• Work to be completed
Return only the number of lines holding the word "HDMI".

[Stored records]
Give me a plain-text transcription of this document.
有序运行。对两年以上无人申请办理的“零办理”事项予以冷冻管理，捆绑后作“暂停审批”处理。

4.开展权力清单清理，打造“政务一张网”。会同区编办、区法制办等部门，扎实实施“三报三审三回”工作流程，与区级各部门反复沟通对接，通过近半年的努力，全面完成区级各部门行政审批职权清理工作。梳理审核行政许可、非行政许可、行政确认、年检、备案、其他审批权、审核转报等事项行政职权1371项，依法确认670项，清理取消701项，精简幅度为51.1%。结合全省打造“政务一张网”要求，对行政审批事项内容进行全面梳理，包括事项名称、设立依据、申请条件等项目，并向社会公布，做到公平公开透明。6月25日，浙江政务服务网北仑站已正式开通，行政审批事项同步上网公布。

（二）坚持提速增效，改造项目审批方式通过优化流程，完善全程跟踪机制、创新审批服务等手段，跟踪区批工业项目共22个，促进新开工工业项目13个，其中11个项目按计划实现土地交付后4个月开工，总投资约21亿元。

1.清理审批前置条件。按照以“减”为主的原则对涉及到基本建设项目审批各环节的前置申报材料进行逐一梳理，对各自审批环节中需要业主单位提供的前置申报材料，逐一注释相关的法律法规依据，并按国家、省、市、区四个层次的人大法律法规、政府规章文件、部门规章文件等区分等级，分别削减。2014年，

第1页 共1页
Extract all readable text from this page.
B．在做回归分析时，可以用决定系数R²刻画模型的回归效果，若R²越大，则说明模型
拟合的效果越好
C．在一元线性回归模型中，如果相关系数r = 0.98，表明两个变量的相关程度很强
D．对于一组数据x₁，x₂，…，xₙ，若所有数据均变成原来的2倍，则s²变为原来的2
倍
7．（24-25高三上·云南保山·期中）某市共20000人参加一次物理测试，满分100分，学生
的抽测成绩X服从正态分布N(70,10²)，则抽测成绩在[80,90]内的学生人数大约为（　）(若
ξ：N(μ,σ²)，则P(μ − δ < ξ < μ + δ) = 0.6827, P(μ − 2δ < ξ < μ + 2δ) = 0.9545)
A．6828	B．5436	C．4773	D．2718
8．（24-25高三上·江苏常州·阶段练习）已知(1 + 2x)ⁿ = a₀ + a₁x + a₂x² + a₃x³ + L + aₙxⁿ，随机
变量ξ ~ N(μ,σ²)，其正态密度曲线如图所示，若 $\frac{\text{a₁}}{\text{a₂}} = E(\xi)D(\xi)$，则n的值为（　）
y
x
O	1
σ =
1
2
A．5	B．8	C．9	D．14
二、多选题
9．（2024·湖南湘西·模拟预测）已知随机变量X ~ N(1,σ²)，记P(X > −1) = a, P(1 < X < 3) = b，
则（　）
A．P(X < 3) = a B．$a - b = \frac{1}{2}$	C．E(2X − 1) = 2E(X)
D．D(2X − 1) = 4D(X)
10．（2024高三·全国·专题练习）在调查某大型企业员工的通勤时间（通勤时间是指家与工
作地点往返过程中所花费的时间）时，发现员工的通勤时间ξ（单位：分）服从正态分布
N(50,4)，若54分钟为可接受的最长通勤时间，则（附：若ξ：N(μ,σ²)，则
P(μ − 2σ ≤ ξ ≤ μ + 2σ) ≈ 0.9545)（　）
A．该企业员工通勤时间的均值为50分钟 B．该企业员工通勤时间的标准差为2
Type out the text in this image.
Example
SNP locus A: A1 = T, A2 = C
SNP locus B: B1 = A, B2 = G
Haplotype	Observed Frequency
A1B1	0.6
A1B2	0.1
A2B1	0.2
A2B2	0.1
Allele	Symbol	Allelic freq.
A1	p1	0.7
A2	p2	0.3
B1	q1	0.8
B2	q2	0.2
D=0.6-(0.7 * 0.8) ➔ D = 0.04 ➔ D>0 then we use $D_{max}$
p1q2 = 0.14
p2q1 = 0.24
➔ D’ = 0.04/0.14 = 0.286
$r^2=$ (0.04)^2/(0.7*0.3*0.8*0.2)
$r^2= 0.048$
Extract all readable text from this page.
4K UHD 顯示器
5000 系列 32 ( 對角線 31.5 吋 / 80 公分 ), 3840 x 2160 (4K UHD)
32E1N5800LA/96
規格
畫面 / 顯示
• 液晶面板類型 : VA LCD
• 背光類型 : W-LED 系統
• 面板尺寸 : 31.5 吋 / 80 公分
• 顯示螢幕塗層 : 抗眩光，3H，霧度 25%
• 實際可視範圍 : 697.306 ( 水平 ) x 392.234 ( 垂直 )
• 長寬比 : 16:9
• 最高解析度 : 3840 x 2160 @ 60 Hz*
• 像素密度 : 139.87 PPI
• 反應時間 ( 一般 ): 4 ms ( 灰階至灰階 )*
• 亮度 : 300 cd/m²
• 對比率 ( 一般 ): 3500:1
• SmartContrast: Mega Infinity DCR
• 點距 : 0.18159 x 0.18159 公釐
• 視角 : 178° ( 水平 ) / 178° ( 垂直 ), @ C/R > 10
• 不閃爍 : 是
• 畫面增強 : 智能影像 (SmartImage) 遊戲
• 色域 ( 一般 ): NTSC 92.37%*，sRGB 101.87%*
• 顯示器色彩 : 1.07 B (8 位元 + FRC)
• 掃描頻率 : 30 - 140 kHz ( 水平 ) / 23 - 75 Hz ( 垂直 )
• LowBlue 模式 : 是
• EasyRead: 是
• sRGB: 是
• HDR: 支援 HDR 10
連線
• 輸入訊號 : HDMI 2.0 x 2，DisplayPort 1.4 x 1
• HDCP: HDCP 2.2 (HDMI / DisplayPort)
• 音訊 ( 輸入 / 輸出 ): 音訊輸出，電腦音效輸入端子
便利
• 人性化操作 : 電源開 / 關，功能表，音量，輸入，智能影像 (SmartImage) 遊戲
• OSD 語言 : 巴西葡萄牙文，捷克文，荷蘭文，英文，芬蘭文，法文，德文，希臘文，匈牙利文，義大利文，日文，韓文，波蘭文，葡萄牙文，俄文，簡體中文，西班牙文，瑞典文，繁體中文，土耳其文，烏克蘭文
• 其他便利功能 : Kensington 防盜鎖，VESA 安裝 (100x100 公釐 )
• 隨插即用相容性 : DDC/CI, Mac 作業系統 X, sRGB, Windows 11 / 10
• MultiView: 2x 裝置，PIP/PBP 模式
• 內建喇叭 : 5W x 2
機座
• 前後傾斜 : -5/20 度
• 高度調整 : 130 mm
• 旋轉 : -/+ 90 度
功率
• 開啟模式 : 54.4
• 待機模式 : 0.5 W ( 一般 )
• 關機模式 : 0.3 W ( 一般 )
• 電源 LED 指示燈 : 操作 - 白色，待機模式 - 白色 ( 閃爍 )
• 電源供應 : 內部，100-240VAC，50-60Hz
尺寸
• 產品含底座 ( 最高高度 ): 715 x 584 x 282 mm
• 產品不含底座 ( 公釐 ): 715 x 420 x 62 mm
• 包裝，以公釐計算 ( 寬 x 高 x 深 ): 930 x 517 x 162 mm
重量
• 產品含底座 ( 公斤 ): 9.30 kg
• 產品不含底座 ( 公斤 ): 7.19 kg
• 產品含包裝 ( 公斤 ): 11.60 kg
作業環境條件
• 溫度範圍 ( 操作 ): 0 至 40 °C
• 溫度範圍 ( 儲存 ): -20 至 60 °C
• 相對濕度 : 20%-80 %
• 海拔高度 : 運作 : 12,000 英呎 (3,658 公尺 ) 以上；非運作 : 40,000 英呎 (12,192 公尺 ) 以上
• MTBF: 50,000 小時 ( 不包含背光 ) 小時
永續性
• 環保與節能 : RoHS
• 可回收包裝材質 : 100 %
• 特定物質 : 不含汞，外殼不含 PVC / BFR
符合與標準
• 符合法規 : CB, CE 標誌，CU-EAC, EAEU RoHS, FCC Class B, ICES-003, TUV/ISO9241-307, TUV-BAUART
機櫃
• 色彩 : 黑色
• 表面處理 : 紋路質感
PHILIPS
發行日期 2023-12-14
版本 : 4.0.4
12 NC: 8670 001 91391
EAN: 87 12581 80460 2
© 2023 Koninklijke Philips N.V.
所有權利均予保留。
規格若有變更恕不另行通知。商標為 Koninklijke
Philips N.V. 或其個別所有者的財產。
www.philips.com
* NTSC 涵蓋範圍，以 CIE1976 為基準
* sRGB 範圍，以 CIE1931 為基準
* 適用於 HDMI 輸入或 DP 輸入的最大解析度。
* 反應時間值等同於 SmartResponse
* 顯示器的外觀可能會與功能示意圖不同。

• Full response
3